Exercise instructions: Copy, in full, each line of the material that holds the word "temperatures".

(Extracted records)
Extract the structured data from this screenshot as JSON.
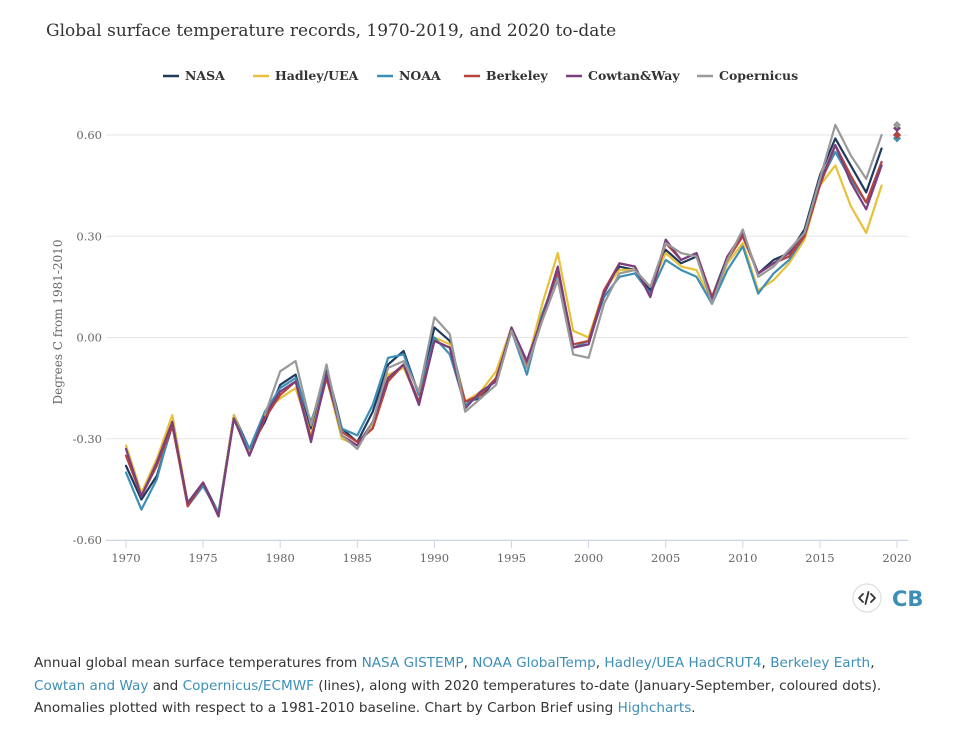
{
  "chart_data": {
    "type": "line",
    "title": "Global surface temperature records, 1970-2019, and 2020 to-date",
    "xlabel": "",
    "ylabel": "Degrees C from 1981-2010",
    "xlim": [
      1970,
      2020
    ],
    "ylim": [
      -0.6,
      0.6
    ],
    "x_ticks": [
      1970,
      1975,
      1980,
      1985,
      1990,
      1995,
      2000,
      2005,
      2010,
      2015,
      2020
    ],
    "y_ticks": [
      0.6,
      0.3,
      0.0,
      -0.3,
      -0.6
    ],
    "y_tick_labels": [
      "0.60",
      "0.30",
      "0.00",
      "-0.30",
      "-0.60"
    ],
    "grid": true,
    "legend_position": "top-center",
    "x": [
      1970,
      1971,
      1972,
      1973,
      1974,
      1975,
      1976,
      1977,
      1978,
      1979,
      1980,
      1981,
      1982,
      1983,
      1984,
      1985,
      1986,
      1987,
      1988,
      1989,
      1990,
      1991,
      1992,
      1993,
      1994,
      1995,
      1996,
      1997,
      1998,
      1999,
      2000,
      2001,
      2002,
      2003,
      2004,
      2005,
      2006,
      2007,
      2008,
      2009,
      2010,
      2011,
      2012,
      2013,
      2014,
      2015,
      2016,
      2017,
      2018,
      2019
    ],
    "series": [
      {
        "name": "NASA",
        "color": "#1f3a5f",
        "values": [
          -0.38,
          -0.48,
          -0.41,
          -0.26,
          -0.49,
          -0.43,
          -0.52,
          -0.23,
          -0.33,
          -0.25,
          -0.14,
          -0.11,
          -0.27,
          -0.09,
          -0.27,
          -0.31,
          -0.22,
          -0.08,
          -0.04,
          -0.17,
          0.03,
          -0.01,
          -0.19,
          -0.18,
          -0.12,
          0.02,
          -0.07,
          0.07,
          0.19,
          -0.03,
          -0.02,
          0.14,
          0.21,
          0.2,
          0.14,
          0.26,
          0.22,
          0.24,
          0.12,
          0.24,
          0.3,
          0.19,
          0.23,
          0.25,
          0.32,
          0.48,
          0.59,
          0.51,
          0.43,
          0.56
        ],
        "point_2020": 0.6
      },
      {
        "name": "Hadley/UEA",
        "color": "#e8c13a",
        "values": [
          -0.32,
          -0.46,
          -0.36,
          -0.23,
          -0.49,
          -0.44,
          -0.52,
          -0.23,
          -0.34,
          -0.22,
          -0.18,
          -0.15,
          -0.29,
          -0.12,
          -0.3,
          -0.32,
          -0.26,
          -0.11,
          -0.09,
          -0.19,
          0.0,
          -0.02,
          -0.19,
          -0.16,
          -0.1,
          0.03,
          -0.08,
          0.1,
          0.25,
          0.02,
          0.0,
          0.14,
          0.2,
          0.2,
          0.15,
          0.25,
          0.21,
          0.2,
          0.1,
          0.22,
          0.28,
          0.14,
          0.17,
          0.22,
          0.29,
          0.45,
          0.51,
          0.39,
          0.31,
          0.45
        ],
        "point_2020": 0.59
      },
      {
        "name": "NOAA",
        "color": "#3d8fb5",
        "values": [
          -0.4,
          -0.51,
          -0.42,
          -0.25,
          -0.5,
          -0.44,
          -0.52,
          -0.24,
          -0.33,
          -0.22,
          -0.15,
          -0.12,
          -0.25,
          -0.11,
          -0.27,
          -0.29,
          -0.2,
          -0.06,
          -0.05,
          -0.17,
          0.0,
          -0.05,
          -0.2,
          -0.17,
          -0.12,
          0.02,
          -0.11,
          0.07,
          0.19,
          -0.03,
          -0.01,
          0.12,
          0.18,
          0.19,
          0.13,
          0.23,
          0.2,
          0.18,
          0.1,
          0.2,
          0.27,
          0.13,
          0.19,
          0.23,
          0.3,
          0.46,
          0.55,
          0.47,
          0.4,
          0.52
        ],
        "point_2020": 0.59
      },
      {
        "name": "Berkeley",
        "color": "#b8433a",
        "values": [
          -0.35,
          -0.47,
          -0.38,
          -0.26,
          -0.5,
          -0.43,
          -0.53,
          -0.24,
          -0.35,
          -0.24,
          -0.17,
          -0.13,
          -0.3,
          -0.12,
          -0.28,
          -0.31,
          -0.27,
          -0.13,
          -0.08,
          -0.19,
          -0.01,
          -0.03,
          -0.19,
          -0.17,
          -0.12,
          0.02,
          -0.08,
          0.06,
          0.2,
          -0.02,
          -0.01,
          0.14,
          0.22,
          0.21,
          0.12,
          0.28,
          0.23,
          0.25,
          0.12,
          0.23,
          0.3,
          0.19,
          0.22,
          0.24,
          0.3,
          0.45,
          0.57,
          0.48,
          0.4,
          0.52
        ],
        "point_2020": 0.6
      },
      {
        "name": "Cowtan&Way",
        "color": "#7a3f7e",
        "values": [
          -0.33,
          -0.47,
          -0.37,
          -0.25,
          -0.49,
          -0.43,
          -0.53,
          -0.24,
          -0.35,
          -0.23,
          -0.16,
          -0.13,
          -0.31,
          -0.11,
          -0.29,
          -0.32,
          -0.25,
          -0.12,
          -0.08,
          -0.2,
          -0.01,
          -0.03,
          -0.21,
          -0.16,
          -0.13,
          0.03,
          -0.07,
          0.06,
          0.21,
          -0.03,
          -0.02,
          0.13,
          0.22,
          0.21,
          0.12,
          0.29,
          0.23,
          0.25,
          0.11,
          0.24,
          0.31,
          0.19,
          0.22,
          0.25,
          0.31,
          0.46,
          0.57,
          0.46,
          0.38,
          0.51
        ],
        "point_2020": 0.62
      },
      {
        "name": "Copernicus",
        "color": "#999999",
        "values": [
          null,
          null,
          null,
          null,
          null,
          null,
          null,
          null,
          null,
          -0.23,
          -0.1,
          -0.07,
          -0.26,
          -0.08,
          -0.29,
          -0.33,
          -0.25,
          -0.09,
          -0.07,
          -0.16,
          0.06,
          0.01,
          -0.22,
          -0.18,
          -0.14,
          0.02,
          -0.09,
          0.05,
          0.17,
          -0.05,
          -0.06,
          0.1,
          0.19,
          0.2,
          0.15,
          0.28,
          0.25,
          0.24,
          0.1,
          0.23,
          0.32,
          0.18,
          0.21,
          0.26,
          0.31,
          0.47,
          0.63,
          0.54,
          0.47,
          0.6
        ],
        "point_2020": 0.63
      }
    ]
  },
  "embed_icon": "code-embed-icon",
  "logo": "CB",
  "caption": {
    "t1": "Annual global mean surface temperatures from ",
    "l1": "NASA GISTEMP",
    "t2": ", ",
    "l2": "NOAA GlobalTemp",
    "t3": ", ",
    "l3": "Hadley/UEA HadCRUT4",
    "t4": ", ",
    "l4": "Berkeley Earth",
    "t5": ",",
    "l5": "Cowtan and Way",
    "t6": " and ",
    "l6": "Copernicus/ECMWF",
    "t7": " (lines), along with 2020 temperatures to-date (January-September, coloured dots). Anomalies plotted with respect to a 1981-2010 baseline. Chart by Carbon Brief using ",
    "l7": "Highcharts",
    "t8": "."
  },
  "colors": {
    "grid": "#e6e6e6",
    "axis": "#ccd6eb",
    "text": "#333333",
    "tick": "#666666",
    "link": "#3d8fb5"
  }
}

Exercise solution:
    "t1": "Annual global mean surface temperatures from ",
    "t7": " (lines), along with 2020 temperatures to-date (January-September, coloured dots). Anomalies plotted with respect to a 1981-2010 baseline. Chart by Carbon Brief using ",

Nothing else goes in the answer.